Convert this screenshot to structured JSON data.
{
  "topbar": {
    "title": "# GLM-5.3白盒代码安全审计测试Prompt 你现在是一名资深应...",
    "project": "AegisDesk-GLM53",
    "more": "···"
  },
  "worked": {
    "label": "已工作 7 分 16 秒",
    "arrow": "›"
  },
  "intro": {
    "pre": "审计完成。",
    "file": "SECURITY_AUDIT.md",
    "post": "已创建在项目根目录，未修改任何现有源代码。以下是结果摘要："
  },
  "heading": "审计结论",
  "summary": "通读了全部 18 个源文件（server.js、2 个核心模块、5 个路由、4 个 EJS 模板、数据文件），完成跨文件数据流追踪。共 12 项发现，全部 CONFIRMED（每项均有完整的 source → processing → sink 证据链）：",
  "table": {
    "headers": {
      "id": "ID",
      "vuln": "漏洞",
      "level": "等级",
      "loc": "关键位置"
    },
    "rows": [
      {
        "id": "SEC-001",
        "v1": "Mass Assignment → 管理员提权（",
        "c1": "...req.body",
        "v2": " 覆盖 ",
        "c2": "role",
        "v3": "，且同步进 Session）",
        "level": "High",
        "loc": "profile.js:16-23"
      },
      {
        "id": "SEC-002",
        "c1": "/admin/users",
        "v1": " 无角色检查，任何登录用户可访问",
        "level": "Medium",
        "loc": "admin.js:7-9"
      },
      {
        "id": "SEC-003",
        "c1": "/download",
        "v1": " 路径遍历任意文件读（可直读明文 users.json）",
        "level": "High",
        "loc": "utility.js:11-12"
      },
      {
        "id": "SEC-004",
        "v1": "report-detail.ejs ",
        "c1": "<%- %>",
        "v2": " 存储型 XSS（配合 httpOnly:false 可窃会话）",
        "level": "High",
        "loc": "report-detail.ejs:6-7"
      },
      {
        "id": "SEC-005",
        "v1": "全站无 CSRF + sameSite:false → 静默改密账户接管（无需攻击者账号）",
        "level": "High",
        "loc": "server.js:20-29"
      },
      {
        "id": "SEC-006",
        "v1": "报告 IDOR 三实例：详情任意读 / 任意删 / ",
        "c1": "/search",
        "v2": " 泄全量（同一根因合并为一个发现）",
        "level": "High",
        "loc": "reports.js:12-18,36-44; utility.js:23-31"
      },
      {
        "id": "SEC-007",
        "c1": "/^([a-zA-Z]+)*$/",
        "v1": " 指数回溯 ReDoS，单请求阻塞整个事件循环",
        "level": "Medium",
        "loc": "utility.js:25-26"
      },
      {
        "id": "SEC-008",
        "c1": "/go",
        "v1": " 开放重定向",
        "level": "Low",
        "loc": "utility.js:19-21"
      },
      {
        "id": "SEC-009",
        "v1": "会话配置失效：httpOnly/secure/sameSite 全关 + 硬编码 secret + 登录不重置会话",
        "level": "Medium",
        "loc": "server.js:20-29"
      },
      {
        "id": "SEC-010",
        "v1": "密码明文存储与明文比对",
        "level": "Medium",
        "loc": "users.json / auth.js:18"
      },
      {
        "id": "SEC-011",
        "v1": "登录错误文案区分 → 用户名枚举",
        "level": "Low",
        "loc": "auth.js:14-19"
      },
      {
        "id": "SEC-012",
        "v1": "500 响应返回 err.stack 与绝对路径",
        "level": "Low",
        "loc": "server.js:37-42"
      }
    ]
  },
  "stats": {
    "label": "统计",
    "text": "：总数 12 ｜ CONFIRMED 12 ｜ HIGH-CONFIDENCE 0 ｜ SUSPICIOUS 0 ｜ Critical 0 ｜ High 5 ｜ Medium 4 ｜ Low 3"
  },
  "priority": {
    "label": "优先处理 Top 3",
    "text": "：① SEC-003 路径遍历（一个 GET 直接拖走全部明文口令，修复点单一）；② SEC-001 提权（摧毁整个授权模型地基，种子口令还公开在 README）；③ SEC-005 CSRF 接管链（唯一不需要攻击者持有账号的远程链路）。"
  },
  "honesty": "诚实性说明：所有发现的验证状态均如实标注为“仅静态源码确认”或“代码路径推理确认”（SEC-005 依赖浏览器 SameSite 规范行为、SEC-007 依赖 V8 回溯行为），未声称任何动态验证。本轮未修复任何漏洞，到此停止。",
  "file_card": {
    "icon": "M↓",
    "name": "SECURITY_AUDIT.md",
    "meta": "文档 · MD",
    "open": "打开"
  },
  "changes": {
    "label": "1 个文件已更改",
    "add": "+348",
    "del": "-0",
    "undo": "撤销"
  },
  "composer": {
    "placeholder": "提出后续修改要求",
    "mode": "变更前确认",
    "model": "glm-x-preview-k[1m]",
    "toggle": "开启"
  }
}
+---+
GIVEN PROBLEM: Faithfully copy every entry, leaving nothing out.

WRITTEN ANSWER:
Convert this screenshot to structured JSON data.
{
  "topbar": {
    "title": "# GLM-5.3白盒代码安全审计测试Prompt 你现在是一名资深应...",
    "project": "AegisDesk-GLM53",
    "more": "···"
  },
  "worked": {
    "label": "已工作 7 分 16 秒",
    "arrow": "›"
  },
  "intro": {
    "pre": "审计完成。",
    "file": "SECURITY_AUDIT.md",
    "post": "已创建在项目根目录，未修改任何现有源代码。以下是结果摘要："
  },
  "heading": "审计结论",
  "summary": "通读了全部 18 个源文件（server.js、2 个核心模块、5 个路由、4 个 EJS 模板、数据文件），完成跨文件数据流追踪。共 12 项发现，全部 CONFIRMED（每项均有完整的 source → processing → sink 证据链）：",
  "table": {
    "headers": {
      "id": "ID",
      "vuln": "漏洞",
      "level": "等级",
      "loc": "关键位置"
    },
    "rows": [
      {
        "id": "SEC-001",
        "v1": "Mass Assignment → 管理员提权（",
        "c1": "...req.body",
        "v2": " 覆盖 ",
        "c2": "role",
        "v3": "，且同步进 Session）",
        "level": "High",
        "loc": "profile.js:16-23"
      },
      {
        "id": "SEC-002",
        "c1": "/admin/users",
        "v1": " 无角色检查，任何登录用户可访问",
        "level": "Medium",
        "loc": "admin.js:7-9"
      },
      {
        "id": "SEC-003",
        "c1": "/download",
        "v1": " 路径遍历任意文件读（可直读明文 users.json）",
        "level": "High",
        "loc": "utility.js:11-12"
      },
      {
        "id": "SEC-004",
        "v1": "report-detail.ejs ",
        "c1": "<%- %>",
        "v2": " 存储型 XSS（配合 httpOnly:false 可窃会话）",
        "level": "High",
        "loc": "report-detail.ejs:6-7"
      },
      {
        "id": "SEC-005",
        "v1": "全站无 CSRF + sameSite:false → 静默改密账户接管（无需攻击者账号）",
        "level": "High",
        "loc": "server.js:20-29"
      },
      {
        "id": "SEC-006",
        "v1": "报告 IDOR 三实例：详情任意读 / 任意删 / ",
        "c1": "/search",
        "v2": " 泄全量（同一根因合并为一个发现）",
        "level": "High",
        "loc": "reports.js:12-18,36-44; utility.js:23-31"
      },
      {
        "id": "SEC-007",
        "c1": "/^([a-zA-Z]+)*$/",
        "v1": " 指数回溯 ReDoS，单请求阻塞整个事件循环",
        "level": "Medium",
        "loc": "utility.js:25-26"
      },
      {
        "id": "SEC-008",
        "c1": "/go",
        "v1": " 开放重定向",
        "level": "Low",
        "loc": "utility.js:19-21"
      },
      {
        "id": "SEC-009",
        "v1": "会话配置失效：httpOnly/secure/sameSite 全关 + 硬编码 secret + 登录不重置会话",
        "level": "Medium",
        "loc": "server.js:20-29"
      },
      {
        "id": "SEC-010",
        "v1": "密码明文存储与明文比对",
        "level": "Medium",
        "loc": "users.json / auth.js:18"
      },
      {
        "id": "SEC-011",
        "v1": "登录错误文案区分 → 用户名枚举",
        "level": "Low",
        "loc": "auth.js:14-19"
      },
      {
        "id": "SEC-012",
        "v1": "500 响应返回 err.stack 与绝对路径",
        "level": "Low",
        "loc": "server.js:37-42"
      }
    ]
  },
  "stats": {
    "label": "统计",
    "text": "：总数 12 ｜ CONFIRMED 12 ｜ HIGH-CONFIDENCE 0 ｜ SUSPICIOUS 0 ｜ Critical 0 ｜ High 5 ｜ Medium 4 ｜ Low 3"
  },
  "priority": {
    "label": "优先处理 Top 3",
    "text": "：① SEC-003 路径遍历（一个 GET 直接拖走全部明文口令，修复点单一）；② SEC-001 提权（摧毁整个授权模型地基，种子口令还公开在 README）；③ SEC-005 CSRF 接管链（唯一不需要攻击者持有账号的远程链路）。"
  },
  "honesty": "诚实性说明：所有发现的验证状态均如实标注为“仅静态源码确认”或“代码路径推理确认”（SEC-005 依赖浏览器 SameSite 规范行为、SEC-007 依赖 V8 回溯行为），未声称任何动态验证。本轮未修复任何漏洞，到此停止。",
  "file_card": {
    "icon": "M↓",
    "name": "SECURITY_AUDIT.md",
    "meta": "文档 · MD",
    "open": "打开"
  },
  "changes": {
    "label": "1 个文件已更改",
    "add": "+348",
    "del": "-0",
    "undo": "撤销"
  },
  "composer": {
    "placeholder": "提出后续修改要求",
    "mode": "变更前确认",
    "model": "glm-x-preview-k[1m]",
    "toggle": "开启"
  }
}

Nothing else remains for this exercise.